▸ Task description: From the listing below, pick out each line with the word "able".

▸ Dataset items:

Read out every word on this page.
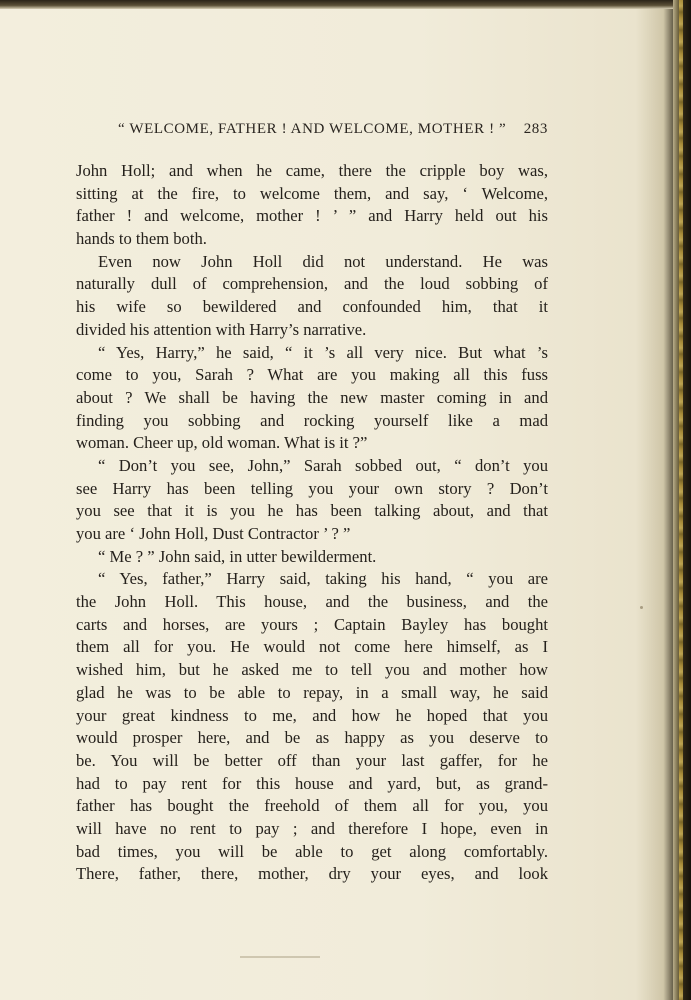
“ WELCOME, FATHER ! AND WELCOME, MOTHER ! ” 283
John Holl; and when he came, there the cripple boy was,
sitting at the fire, to welcome them, and say, ‘ Welcome,
father ! and welcome, mother ! ’ ” and Harry held out his
hands to them both.
Even now John Holl did not understand. He was
naturally dull of comprehension, and the loud sobbing of
his wife so bewildered and confounded him, that it
divided his attention with Harry’s narrative.
“ Yes, Harry,” he said, “ it ’s all very nice. But what ’s
come to you, Sarah ? What are you making all this fuss
about ? We shall be having the new master coming in and
finding you sobbing and rocking yourself like a mad
woman. Cheer up, old woman. What is it ?”
“ Don’t you see, John,” Sarah sobbed out, “ don’t you
see Harry has been telling you your own story ? Don’t
you see that it is you he has been talking about, and that
you are ‘ John Holl, Dust Contractor ’ ? ”
“ Me ? ” John said, in utter bewilderment.
“ Yes, father,” Harry said, taking his hand, “ you are
the John Holl. This house, and the business, and the
carts and horses, are yours ; Captain Bayley has bought
them all for you. He would not come here himself, as I
wished him, but he asked me to tell you and mother how
glad he was to be able to repay, in a small way, he said
your great kindness to me, and how he hoped that you
would prosper here, and be as happy as you deserve to
be. You will be better off than your last gaffer, for he
had to pay rent for this house and yard, but, as grand-
father has bought the freehold of them all for you, you
will have no rent to pay ; and therefore I hope, even in
bad times, you will be able to get along comfortably.
There, father, there, mother, dry your eyes, and look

▸ Reply to the task:
glad he was to be able to repay, in a small way, he said
bad times, you will be able to get along comfortably.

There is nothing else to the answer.